Start of LISTING

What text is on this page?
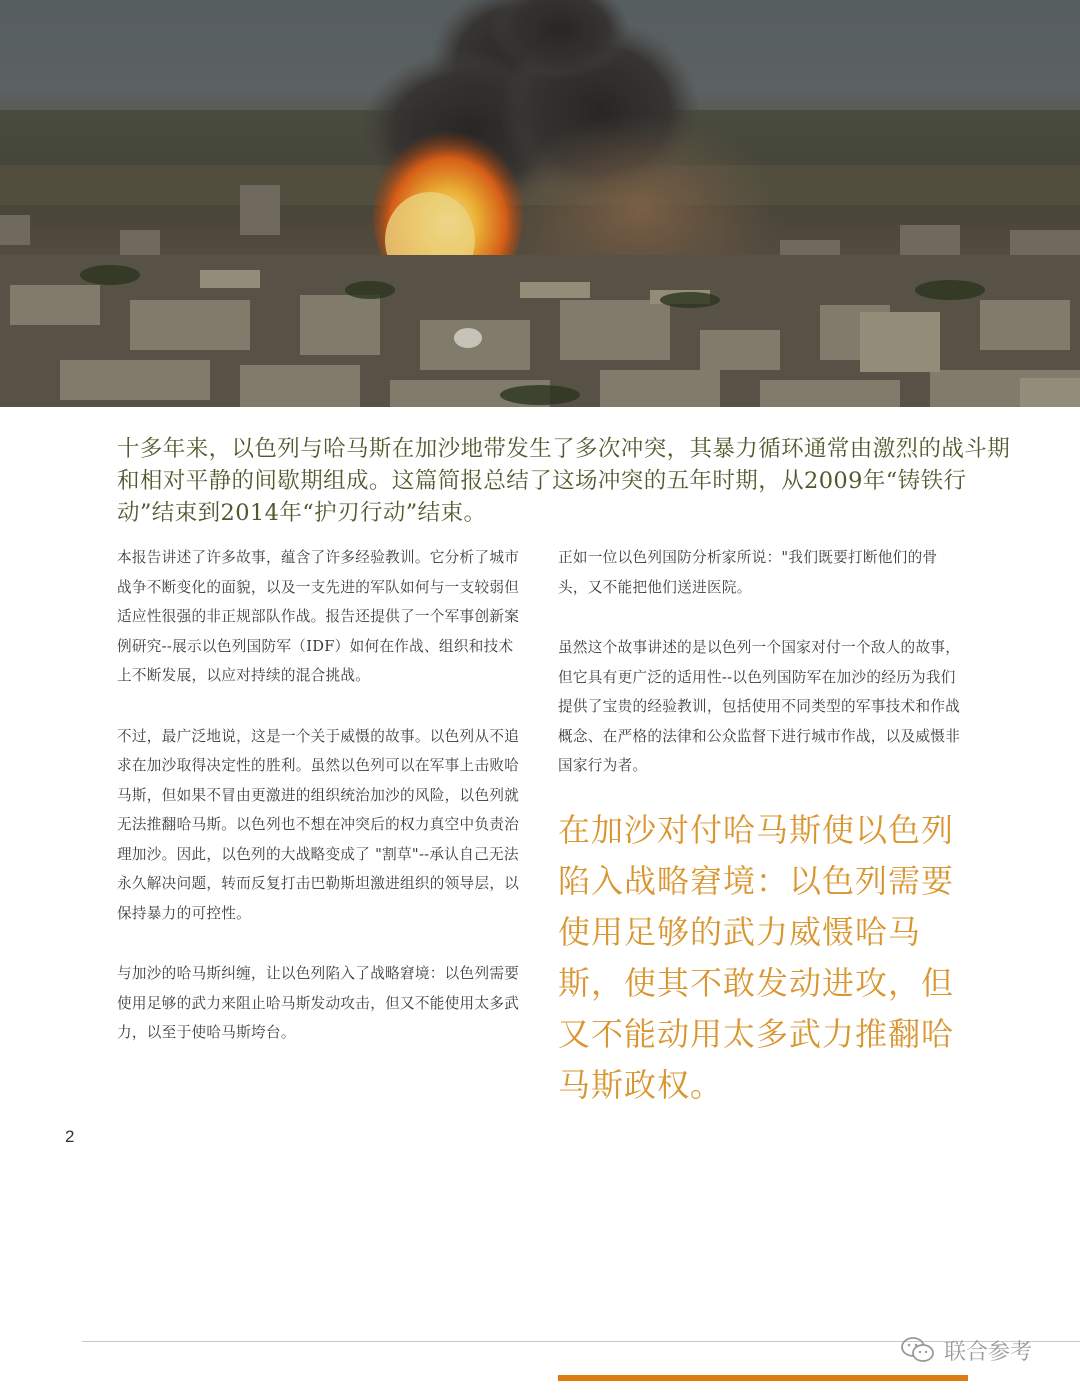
十多年来，以色列与哈马斯在加沙地带发生了多次冲突，其暴力循环通常由激烈的战斗期和相对平静的间歇期组成。这篇简报总结了这场冲突的五年时期，从2009年“铸铁行动”结束到2014年“护刃行动”结束。

本报告讲述了许多故事，蕴含了许多经验教训。它分析了城市战争不断变化的面貌，以及一支先进的军队如何与一支较弱但适应性很强的非正规部队作战。报告还提供了一个军事创新案例研究--展示以色列国防军（IDF）如何在作战、组织和技术上不断发展，以应对持续的混合挑战。

不过，最广泛地说，这是一个关于威慑的故事。以色列从不追求在加沙取得决定性的胜利。虽然以色列可以在军事上击败哈马斯，但如果不冒由更激进的组织统治加沙的风险，以色列就无法推翻哈马斯。以色列也不想在冲突后的权力真空中负责治理加沙。因此，以色列的大战略变成了 "割草"--承认自己无法永久解决问题，转而反复打击巴勒斯坦激进组织的领导层，以保持暴力的可控性。

与加沙的哈马斯纠缠，让以色列陷入了战略窘境：以色列需要使用足够的武力来阻止哈马斯发动攻击，但又不能使用太多武力，以至于使哈马斯垮台。

正如一位以色列国防分析家所说："我们既要打断他们的骨头，又不能把他们送进医院。

虽然这个故事讲述的是以色列一个国家对付一个敌人的故事，但它具有更广泛的适用性--以色列国防军在加沙的经历为我们提供了宝贵的经验教训，包括使用不同类型的军事技术和作战概念、在严格的法律和公众监督下进行城市作战，以及威慑非国家行为者。

在加沙对付哈马斯使以色列陷入战略窘境：以色列需要使用足够的武力威慑哈马斯，使其不敢发动进攻，但又不能动用太多武力推翻哈马斯政权。

2
联合参考
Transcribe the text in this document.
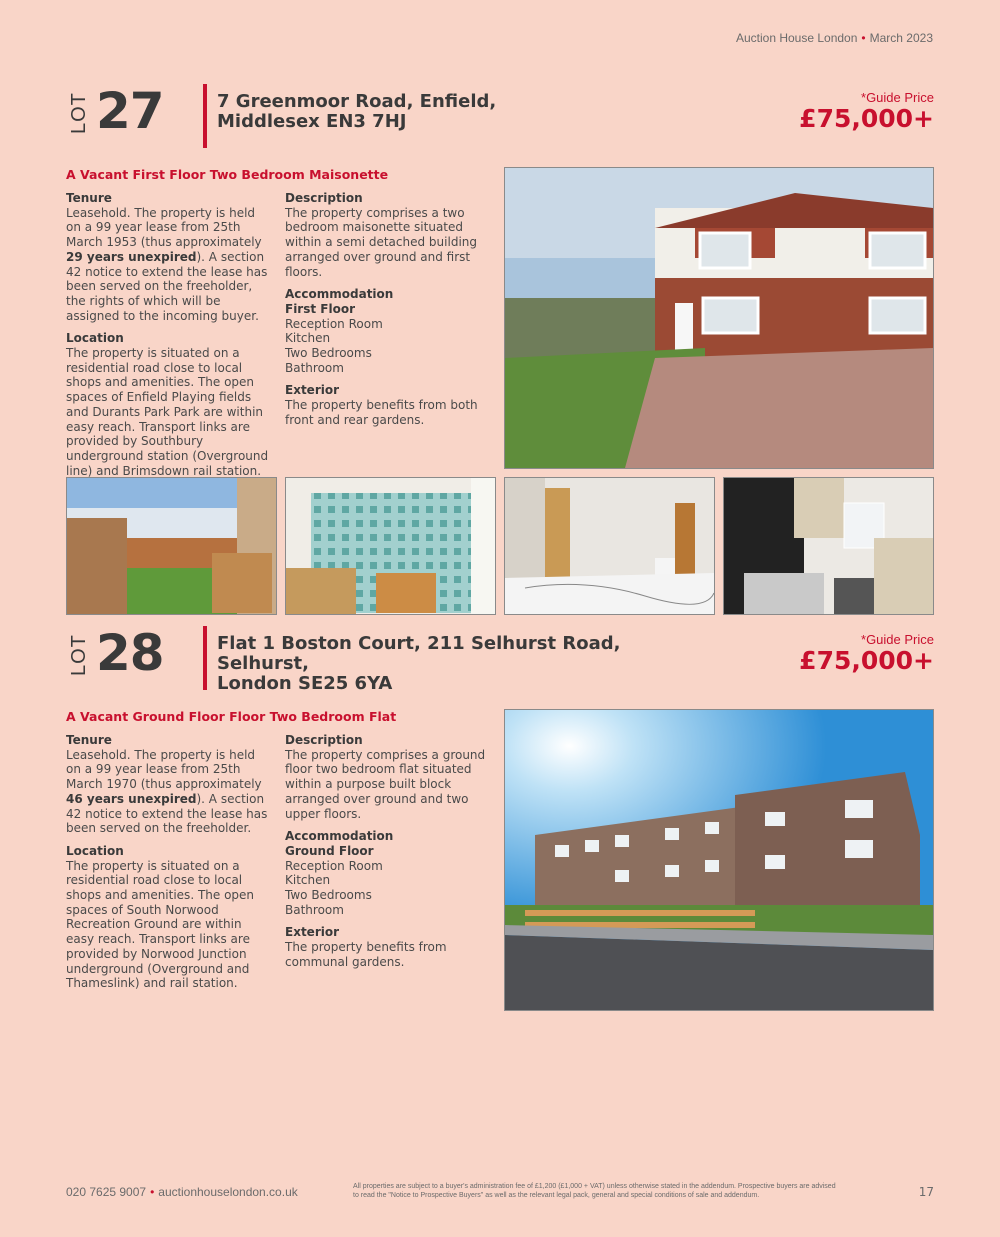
Auction House London • March 2023
LOT 27	7 Greenmoor Road, Enfield,
Middlesex EN3 7HJ
*Guide Price
£75,000+
A Vacant First Floor Two Bedroom Maisonette
Tenure

Leasehold. The property is held on a 99 year lease from 25th March 1953 (thus approximately 29 years unexpired). A section 42 notice to extend the lease has been served on the freeholder, the rights of which will be assigned to the incoming buyer.

Location

The property is situated on a residential road close to local shops and amenities. The open spaces of Enfield Playing fields and Durants Park Park are within easy reach. Transport links are provided by Southbury underground station (Overground line) and Brimsdown rail station.

Description

The property comprises a two bedroom maisonette situated within a semi detached building arranged over ground and first floors.

Accommodation
First Floor

Reception Room
Kitchen
Two Bedrooms
Bathroom

Exterior

The property benefits from both front and rear gardens.

LOT 28	Flat 1 Boston Court, 211 Selhurst Road, Selhurst,
London SE25 6YA
*Guide Price
£75,000+
A Vacant Ground Floor Floor Two Bedroom Flat
Tenure

Leasehold. The property is held on a 99 year lease from 25th March 1970 (thus approximately 46 years unexpired). A section 42 notice to extend the lease has been served on the freeholder.

Location

The property is situated on a residential road close to local shops and amenities. The open spaces of South Norwood Recreation Ground are within easy reach. Transport links are provided by Norwood Junction underground (Overground and Thameslink) and rail station.

Description

The property comprises a ground floor two bedroom flat situated within a purpose built block arranged over ground and two upper floors.

Accommodation
Ground Floor

Reception Room
Kitchen
Two Bedrooms
Bathroom

Exterior

The property benefits from communal gardens.

020 7625 9007 • auctionhouselondon.co.uk	All properties are subject to a buyer's administration fee of £1,200 (£1,000 + VAT) unless otherwise stated in the addendum. Prospective buyers are advised to read the "Notice to Prospective Buyers" as well as the relevant legal pack, general and special conditions of sale and addendum.	17
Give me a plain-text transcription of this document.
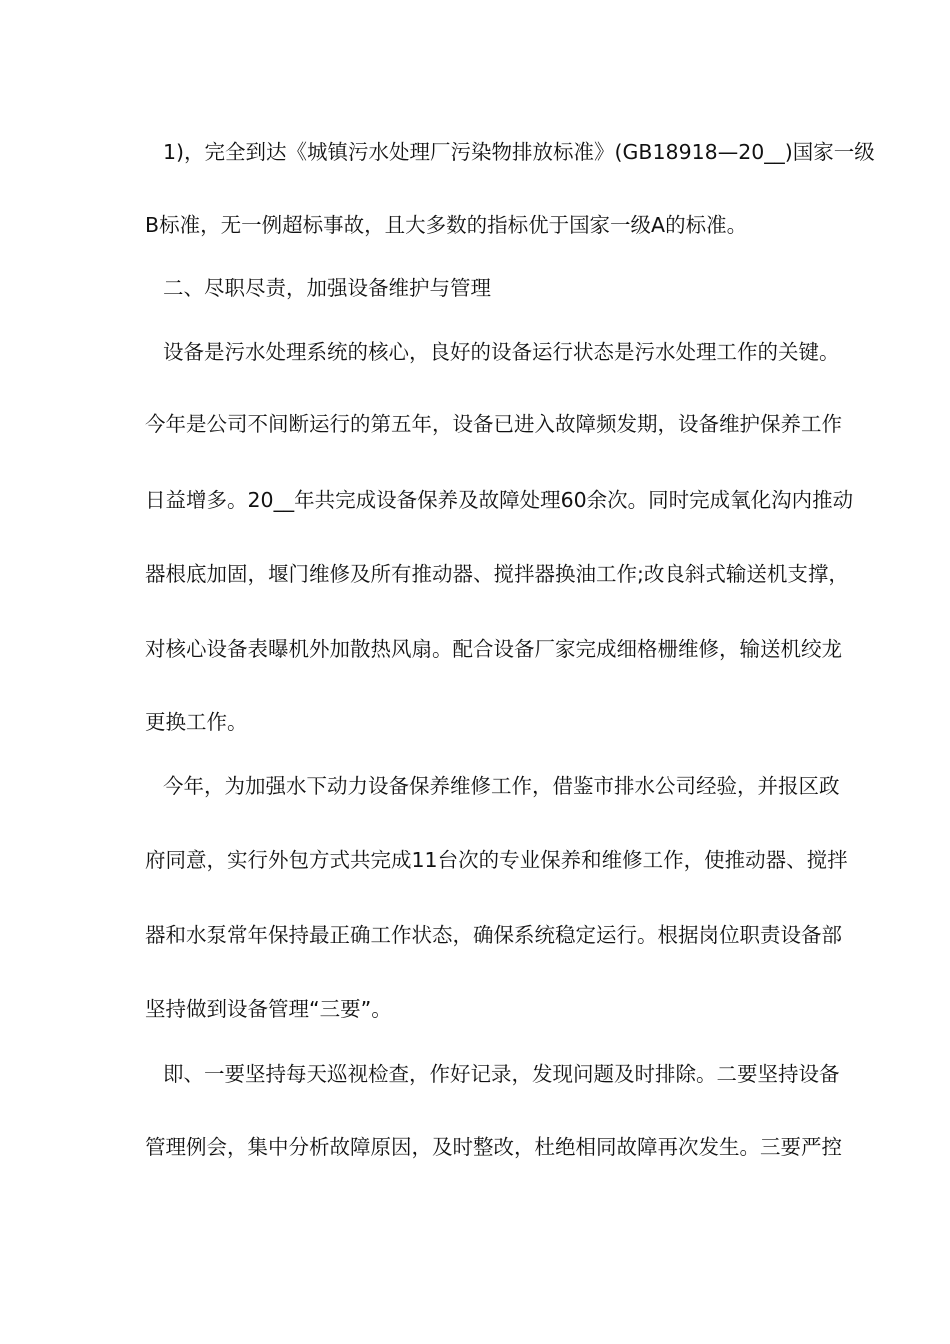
1)，完全到达《城镇污水处理厂污染物排放标准》(GB18918—20__)国家一级
B标准，无一例超标事故，且大多数的指标优于国家一级A的标准。
二、尽职尽责，加强设备维护与管理
设备是污水处理系统的核心，良好的设备运行状态是污水处理工作的关键。
今年是公司不间断运行的第五年，设备已进入故障频发期，设备维护保养工作
日益增多。20__年共完成设备保养及故障处理60余次。同时完成氧化沟内推动
器根底加固，堰门维修及所有推动器、搅拌器换油工作;改良斜式输送机支撑，
对核心设备表曝机外加散热风扇。配合设备厂家完成细格栅维修，输送机绞龙
更换工作。
今年，为加强水下动力设备保养维修工作，借鉴市排水公司经验，并报区政
府同意，实行外包方式共完成11台次的专业保养和维修工作，使推动器、搅拌
器和水泵常年保持最正确工作状态，确保系统稳定运行。根据岗位职责设备部
坚持做到设备管理“三要”。
即、一要坚持每天巡视检查，作好记录，发现问题及时排除。二要坚持设备
管理例会，集中分析故障原因，及时整改，杜绝相同故障再次发生。三要严控
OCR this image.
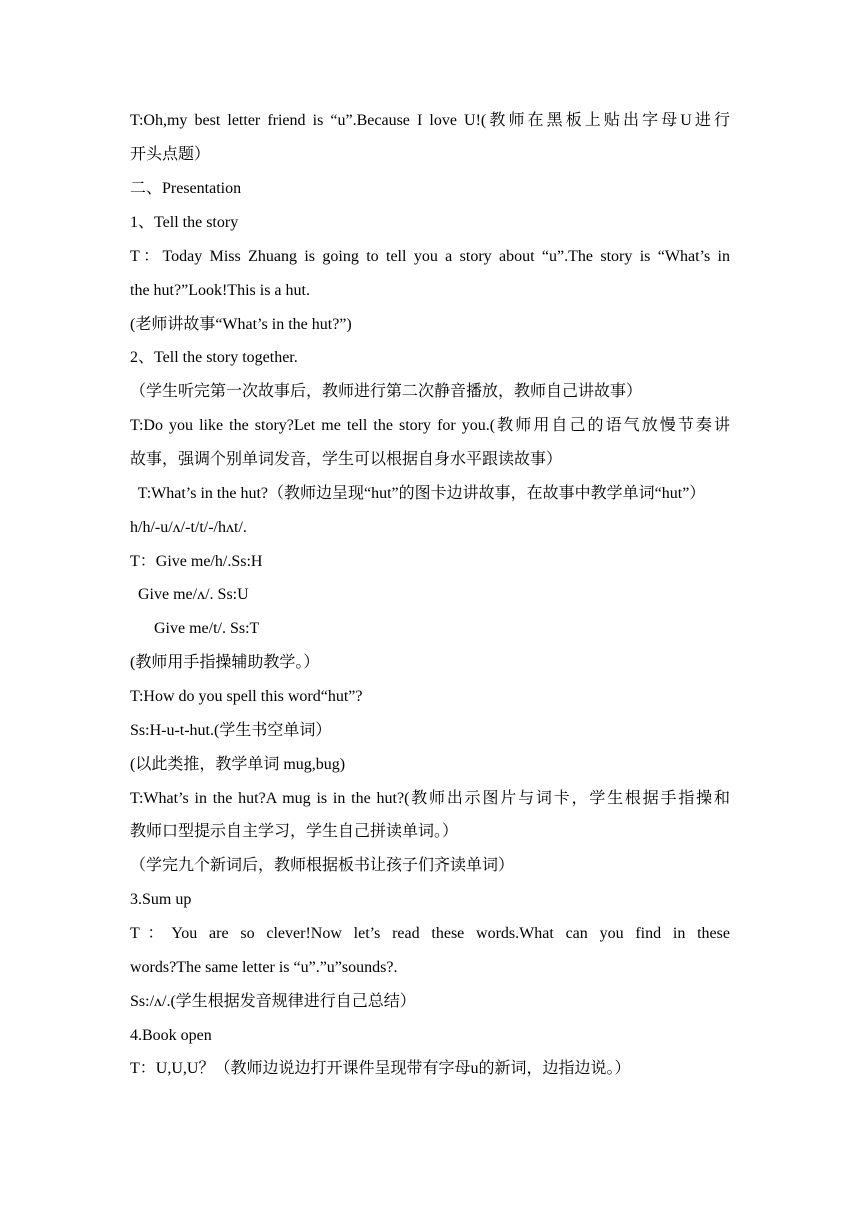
T:Oh,my best letter friend is “u”.Because I love U!(教师在黑板上贴出字母U进行
开头点题）
二、Presentation
1、Tell the story
T：Today Miss Zhuang is going to tell you a story about “u”.The story is “What’s in
the hut?”Look!This is a hut.
(老师讲故事“What’s in the hut?”)
2、Tell the story together.
（学生听完第一次故事后，教师进行第二次静音播放，教师自己讲故事）
T:Do you like the story?Let me tell the story for you.(教师用自己的语气放慢节奏讲
故事，强调个别单词发音，学生可以根据自身水平跟读故事）
T:What’s in the hut?（教师边呈现“hut”的图卡边讲故事，在故事中教学单词“hut”）
h/h/-u/ʌ/-t/t/-/hʌt/.
T：Give me/h/.Ss:H
Give me/ʌ/. Ss:U
Give me/t/. Ss:T
(教师用手指操辅助教学。）
T:How do you spell this word“hut”?
Ss:H-u-t-hut.(学生书空单词）
(以此类推，教学单词 mug,bug)
T:What’s in the hut?A mug is in the hut?(教师出示图片与词卡，学生根据手指操和
教师口型提示自主学习，学生自己拼读单词。）
（学完九个新词后，教师根据板书让孩子们齐读单词）
3.Sum up
T：You are so clever!Now let’s read these words.What can you find in these
words?The same letter is “u”.”u”sounds?.
Ss:/ʌ/.(学生根据发音规律进行自己总结）
4.Book open
T：U,U,U？（教师边说边打开课件呈现带有字母u的新词，边指边说。）
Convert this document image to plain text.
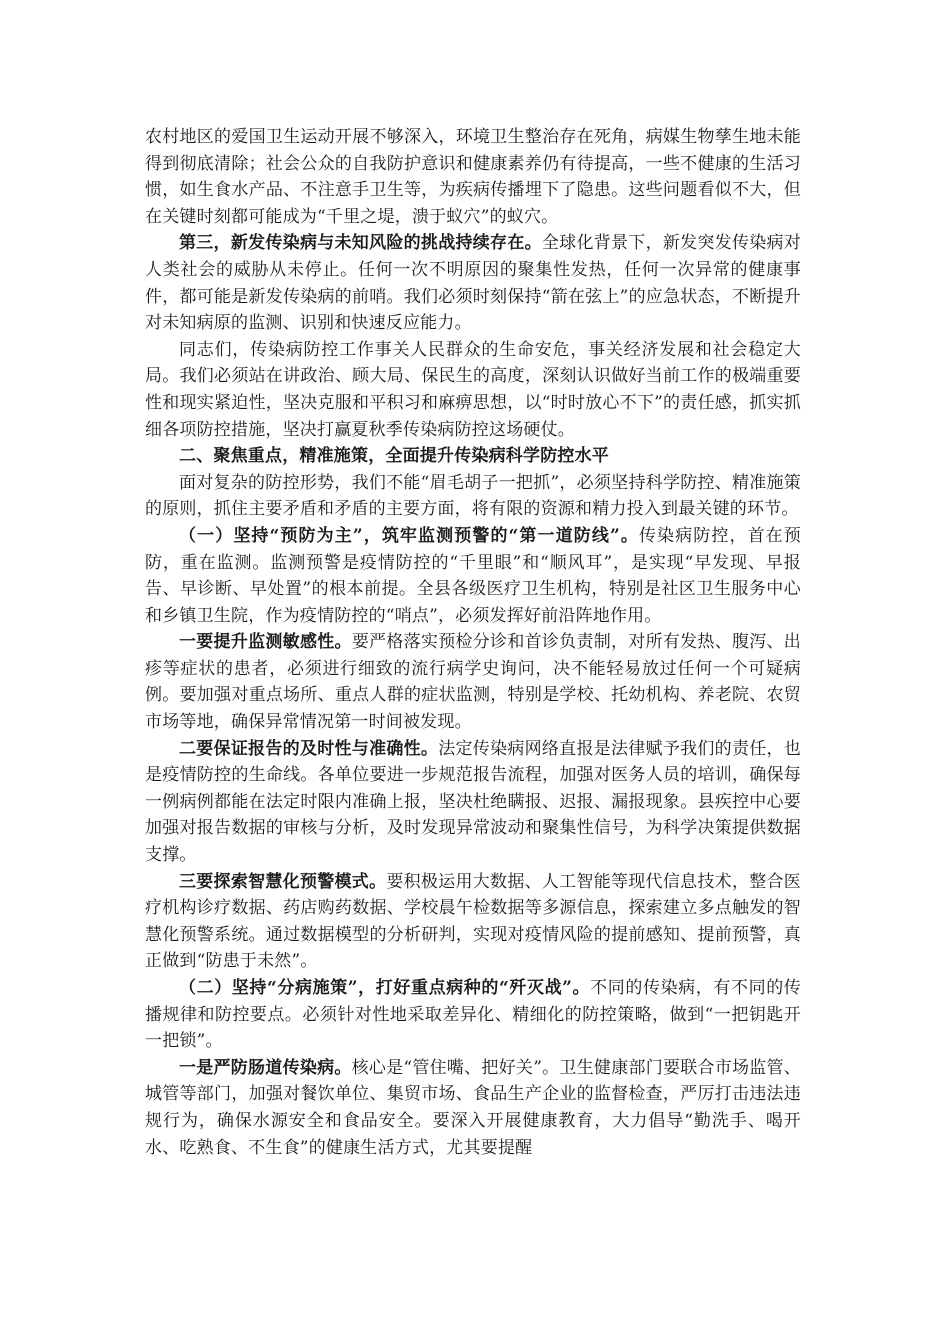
农村地区的爱国卫生运动开展不够深入，环境卫生整治存在死角，病媒生物孳生地未能得到彻底清除；社会公众的自我防护意识和健康素养仍有待提高，一些不健康的生活习惯，如生食水产品、不注意手卫生等，为疾病传播埋下了隐患。这些问题看似不大，但在关键时刻都可能成为“千里之堤，溃于蚁穴”的蚁穴。

第三，新发传染病与未知风险的挑战持续存在。全球化背景下，新发突发传染病对人类社会的威胁从未停止。任何一次不明原因的聚集性发热，任何一次异常的健康事件，都可能是新发传染病的前哨。我们必须时刻保持“箭在弦上”的应急状态，不断提升对未知病原的监测、识别和快速反应能力。

同志们，传染病防控工作事关人民群众的生命安危，事关经济发展和社会稳定大局。我们必须站在讲政治、顾大局、保民生的高度，深刻认识做好当前工作的极端重要性和现实紧迫性，坚决克服和平积习和麻痹思想，以“时时放心不下”的责任感，抓实抓细各项防控措施，坚决打赢夏秋季传染病防控这场硬仗。

二、聚焦重点，精准施策，全面提升传染病科学防控水平

面对复杂的防控形势，我们不能“眉毛胡子一把抓”，必须坚持科学防控、精准施策的原则，抓住主要矛盾和矛盾的主要方面，将有限的资源和精力投入到最关键的环节。

（一）坚持“预防为主”，筑牢监测预警的“第一道防线”。传染病防控，首在预防，重在监测。监测预警是疫情防控的“千里眼”和“顺风耳”，是实现“早发现、早报告、早诊断、早处置”的根本前提。全县各级医疗卫生机构，特别是社区卫生服务中心和乡镇卫生院，作为疫情防控的“哨点”，必须发挥好前沿阵地作用。

一要提升监测敏感性。要严格落实预检分诊和首诊负责制，对所有发热、腹泻、出疹等症状的患者，必须进行细致的流行病学史询问，决不能轻易放过任何一个可疑病例。要加强对重点场所、重点人群的症状监测，特别是学校、托幼机构、养老院、农贸市场等地，确保异常情况第一时间被发现。

二要保证报告的及时性与准确性。法定传染病网络直报是法律赋予我们的责任，也是疫情防控的生命线。各单位要进一步规范报告流程，加强对医务人员的培训，确保每一例病例都能在法定时限内准确上报，坚决杜绝瞒报、迟报、漏报现象。县疾控中心要加强对报告数据的审核与分析，及时发现异常波动和聚集性信号，为科学决策提供数据支撑。

三要探索智慧化预警模式。要积极运用大数据、人工智能等现代信息技术，整合医疗机构诊疗数据、药店购药数据、学校晨午检数据等多源信息，探索建立多点触发的智慧化预警系统。通过数据模型的分析研判，实现对疫情风险的提前感知、提前预警，真正做到“防患于未然”。

（二）坚持“分病施策”，打好重点病种的“歼灭战”。不同的传染病，有不同的传播规律和防控要点。必须针对性地采取差异化、精细化的防控策略，做到“一把钥匙开一把锁”。

一是严防肠道传染病。核心是“管住嘴、把好关”。卫生健康部门要联合市场监管、城管等部门，加强对餐饮单位、集贸市场、食品生产企业的监督检查，严厉打击违法违规行为，确保水源安全和食品安全。要深入开展健康教育，大力倡导“勤洗手、喝开水、吃熟食、不生食”的健康生活方式，尤其要提醒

End of LISTING

▸ WRITTEN INSTRUCTION:
Filter the records for lines holding the string "easy". Copy each one.

▸ ANSWER BELOW:
The property is situated on a residential road close to local shops and amenities. The open spaces of Enfield Playing fields and Durants Park Park are within easy reach. Transport links are provided by Southbury underground station (Overground line) and Brimsdown rail station.
The property is situated on a residential road close to local shops and amenities. The open spaces of South Norwood Recreation Ground are within easy reach. Transport links are provided by Norwood Junction underground (Overground and Thameslink) and rail station.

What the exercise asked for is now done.